INSTRUCTIONS TO FOLLOW:
Read the lines that follow and pick out every one containing the word "debris".

***** PROVIDED MATERIAL *****

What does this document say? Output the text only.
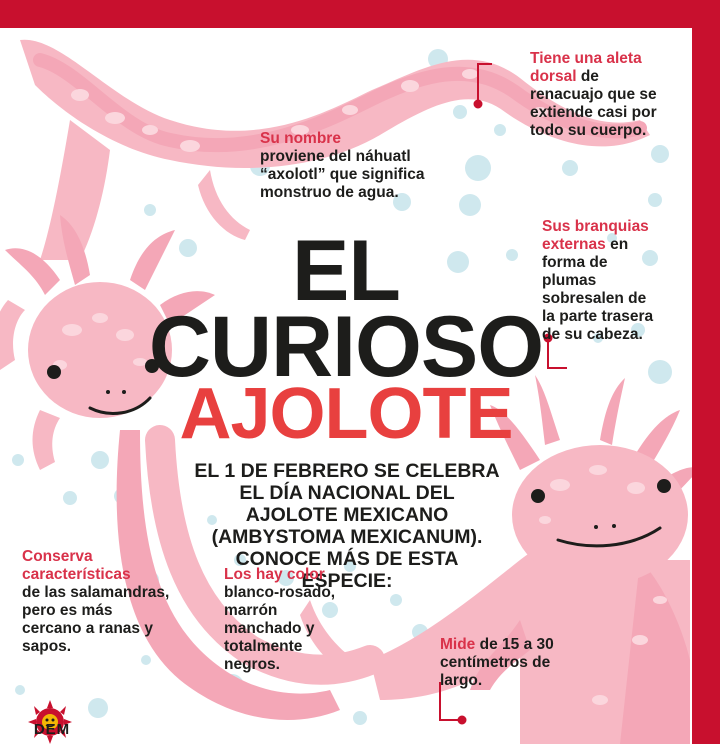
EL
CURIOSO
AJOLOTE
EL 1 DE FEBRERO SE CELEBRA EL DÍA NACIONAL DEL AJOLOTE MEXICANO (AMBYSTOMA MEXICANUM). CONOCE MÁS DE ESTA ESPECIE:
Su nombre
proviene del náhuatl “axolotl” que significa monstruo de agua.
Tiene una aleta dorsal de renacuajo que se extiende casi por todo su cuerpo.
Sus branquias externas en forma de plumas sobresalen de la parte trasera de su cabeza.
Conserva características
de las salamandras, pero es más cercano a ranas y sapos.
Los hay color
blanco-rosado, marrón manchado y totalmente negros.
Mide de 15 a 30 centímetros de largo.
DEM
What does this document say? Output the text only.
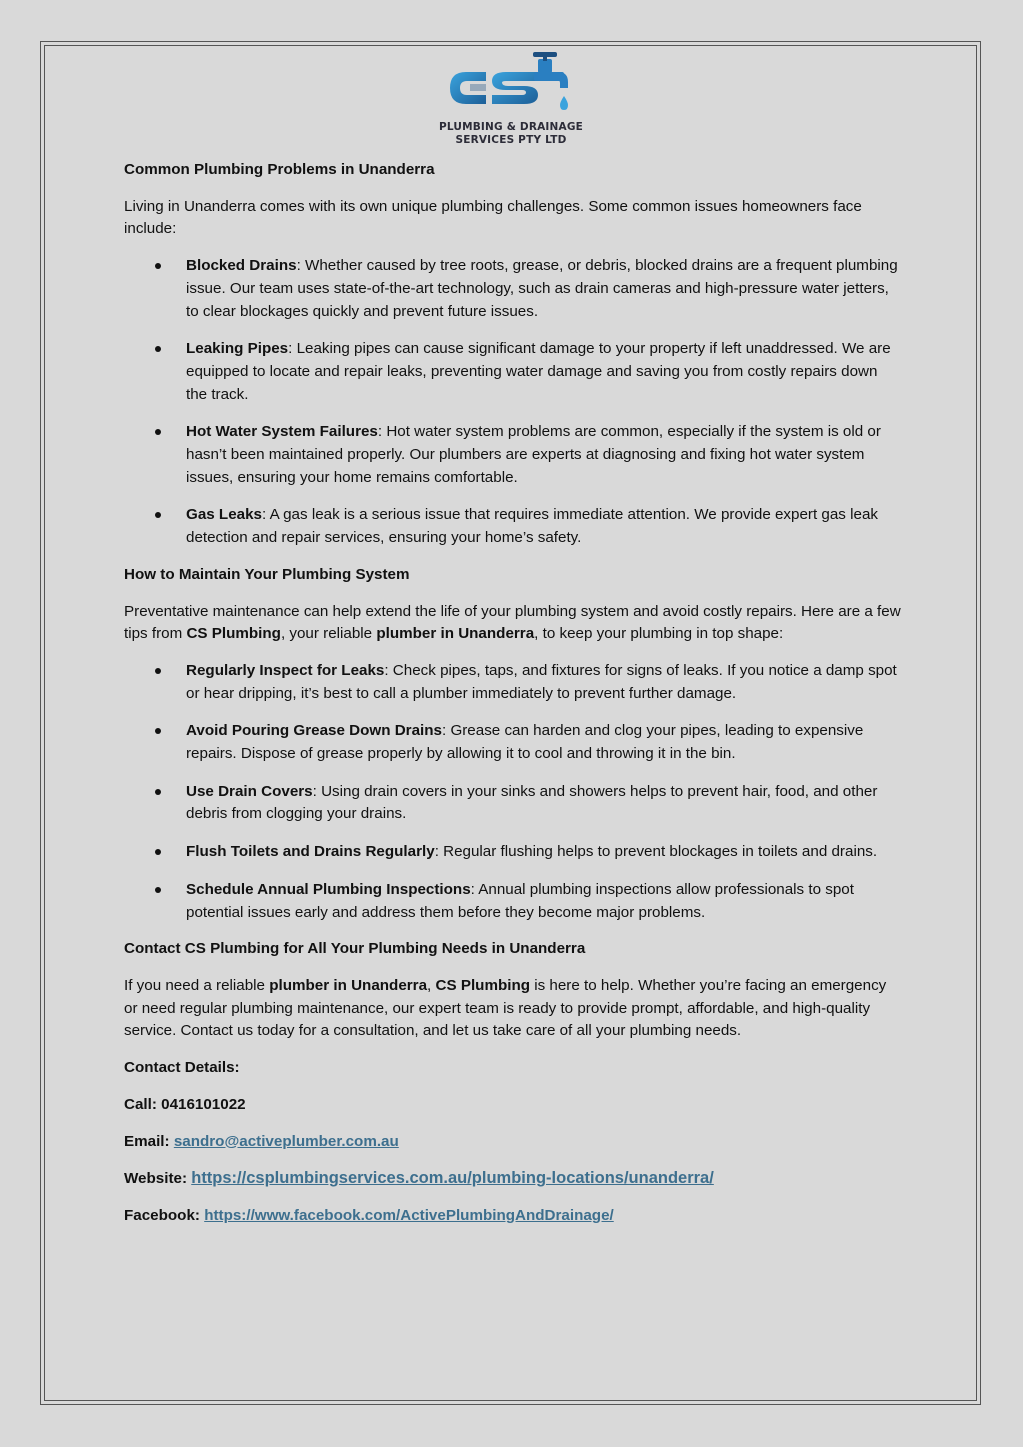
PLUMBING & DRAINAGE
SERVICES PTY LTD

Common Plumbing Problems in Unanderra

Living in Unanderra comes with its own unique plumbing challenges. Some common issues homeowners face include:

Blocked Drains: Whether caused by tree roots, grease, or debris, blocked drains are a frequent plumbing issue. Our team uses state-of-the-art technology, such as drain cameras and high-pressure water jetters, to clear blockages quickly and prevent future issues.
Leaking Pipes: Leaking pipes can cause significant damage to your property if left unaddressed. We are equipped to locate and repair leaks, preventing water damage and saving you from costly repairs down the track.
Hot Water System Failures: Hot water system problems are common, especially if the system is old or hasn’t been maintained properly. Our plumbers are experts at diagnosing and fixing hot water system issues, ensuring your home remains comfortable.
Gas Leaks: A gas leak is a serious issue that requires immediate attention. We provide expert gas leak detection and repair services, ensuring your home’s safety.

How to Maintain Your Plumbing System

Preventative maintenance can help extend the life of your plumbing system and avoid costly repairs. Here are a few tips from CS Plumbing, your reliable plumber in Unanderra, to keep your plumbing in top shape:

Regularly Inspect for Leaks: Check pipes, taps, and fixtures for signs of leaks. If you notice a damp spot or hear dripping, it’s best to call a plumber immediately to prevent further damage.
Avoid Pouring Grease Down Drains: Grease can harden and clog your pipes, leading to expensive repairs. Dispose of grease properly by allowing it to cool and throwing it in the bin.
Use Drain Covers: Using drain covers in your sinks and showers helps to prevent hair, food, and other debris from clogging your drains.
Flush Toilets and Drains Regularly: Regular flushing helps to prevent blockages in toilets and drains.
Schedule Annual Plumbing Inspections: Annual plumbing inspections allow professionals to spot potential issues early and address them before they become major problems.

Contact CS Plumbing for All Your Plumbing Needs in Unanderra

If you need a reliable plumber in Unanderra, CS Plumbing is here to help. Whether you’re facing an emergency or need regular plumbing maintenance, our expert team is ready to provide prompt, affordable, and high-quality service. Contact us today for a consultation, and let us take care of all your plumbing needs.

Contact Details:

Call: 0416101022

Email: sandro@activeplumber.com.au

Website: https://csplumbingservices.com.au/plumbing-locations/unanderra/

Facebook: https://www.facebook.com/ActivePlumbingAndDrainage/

*****

TASK RESULT:
Blocked Drains: Whether caused by tree roots, grease, or debris, blocked drains are a frequent plumbing issue. Our team uses state-of-the-art technology, such as drain cameras and high-pressure water jetters, to clear blockages quickly and prevent future issues.
Use Drain Covers: Using drain covers in your sinks and showers helps to prevent hair, food, and other debris from clogging your drains.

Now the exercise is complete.